> [EXTRACTED MATERIAL]:
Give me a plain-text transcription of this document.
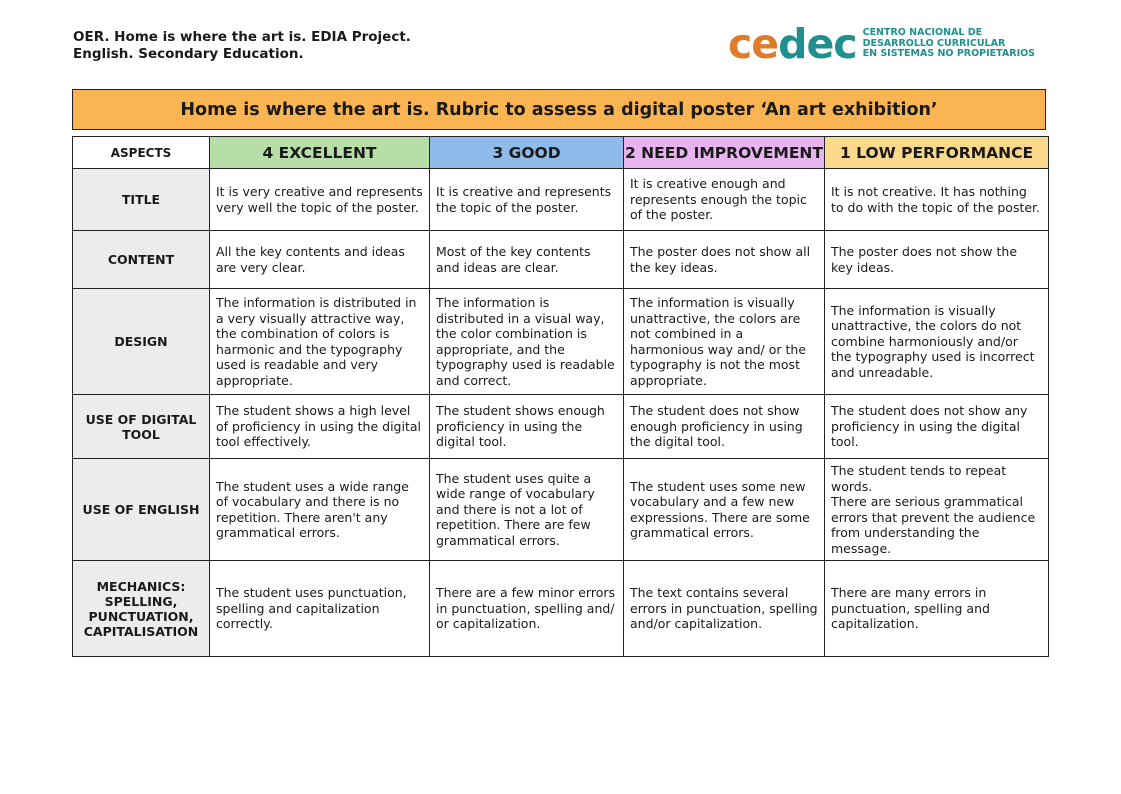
OER. Home is where the art is. EDIA Project.
English. Secondary Education.	cedec CENTRO NACIONAL DE
DESARROLLO CURRICULAR
EN SISTEMAS NO PROPIETARIOS
Home is where the art is. Rubric to assess a digital poster ‘An art exhibition’
ASPECTS	4 EXCELLENT	3 GOOD	2 NEED IMPROVEMENT	1 LOW PERFORMANCE
TITLE	It is very creative and represents very well the topic of the poster.	It is creative and represents the topic of the poster.	It is creative enough and represents enough the topic of the poster.	It is not creative. It has nothing to do with the topic of the poster.
CONTENT	All the key contents and ideas are very clear.	Most of the key contents and ideas are clear.	The poster does not show all the key ideas.	The poster does not show the key ideas.
DESIGN	The information is distributed in a very visually attractive way, the combination of colors is harmonic and the typography used is readable and very appropriate.	The information is distributed in a visual way, the color combination is appropriate, and the typography used is readable and correct.	The information is visually unattractive, the colors are not combined in a harmonious way and/ or the typography is not the most appropriate.	The information is visually unattractive, the colors do not combine harmoniously and/or the typography used is incorrect and unreadable.
USE OF DIGITAL TOOL	The student shows a high level of proficiency in using the digital tool effectively.	The student shows enough proficiency in using the digital tool.	The student does not show enough proficiency in using the digital tool.	The student does not show any proficiency in using the digital tool.
USE OF ENGLISH	The student uses a wide range of vocabulary and there is no repetition. There aren't any grammatical errors.	The student uses quite a wide range of vocabulary and there is not a lot of repetition. There are few grammatical errors.	The student uses some new vocabulary and a few new expressions. There are some grammatical errors.	The student tends to repeat words.
There are serious grammatical errors that prevent the audience from understanding the message.
MECHANICS: SPELLING, PUNCTUATION, CAPITALISATION	The student uses punctuation, spelling and capitalization correctly.	There are a few minor errors in punctuation, spelling and/ or capitalization.	The text contains several errors in punctuation, spelling and/or capitalization.	There are many errors in punctuation, spelling and capitalization.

> [WHAT IS ASKED]:
Reproduce every entry exactly, but omit each picture.

> [CORRECT OUTPUT]:
Give me a plain-text transcription of this document.
OER. Home is where the art is. EDIA Project.
English. Secondary Education.	cedec CENTRO NACIONAL DE
DESARROLLO CURRICULAR
EN SISTEMAS NO PROPIETARIOS
Home is where the art is. Rubric to assess a digital poster ‘An art exhibition’
ASPECTS	4 EXCELLENT	3 GOOD	2 NEED IMPROVEMENT	1 LOW PERFORMANCE
TITLE	It is very creative and represents very well the topic of the poster.	It is creative and represents the topic of the poster.	It is creative enough and represents enough the topic of the poster.	It is not creative. It has nothing to do with the topic of the poster.
CONTENT	All the key contents and ideas are very clear.	Most of the key contents and ideas are clear.	The poster does not show all the key ideas.	The poster does not show the key ideas.
DESIGN	The information is distributed in a very visually attractive way, the combination of colors is harmonic and the typography used is readable and very appropriate.	The information is distributed in a visual way, the color combination is appropriate, and the typography used is readable and correct.	The information is visually unattractive, the colors are not combined in a harmonious way and/ or the typography is not the most appropriate.	The information is visually unattractive, the colors do not combine harmoniously and/or the typography used is incorrect and unreadable.
USE OF DIGITAL TOOL	The student shows a high level of proficiency in using the digital tool effectively.	The student shows enough proficiency in using the digital tool.	The student does not show enough proficiency in using the digital tool.	The student does not show any proficiency in using the digital tool.
USE OF ENGLISH	The student uses a wide range of vocabulary and there is no repetition. There aren't any grammatical errors.	The student uses quite a wide range of vocabulary and there is not a lot of repetition. There are few grammatical errors.	The student uses some new vocabulary and a few new expressions. There are some grammatical errors.	The student tends to repeat words.
There are serious grammatical errors that prevent the audience from understanding the message.
MECHANICS: SPELLING, PUNCTUATION, CAPITALISATION	The student uses punctuation, spelling and capitalization correctly.	There are a few minor errors in punctuation, spelling and/ or capitalization.	The text contains several errors in punctuation, spelling and/or capitalization.	There are many errors in punctuation, spelling and capitalization.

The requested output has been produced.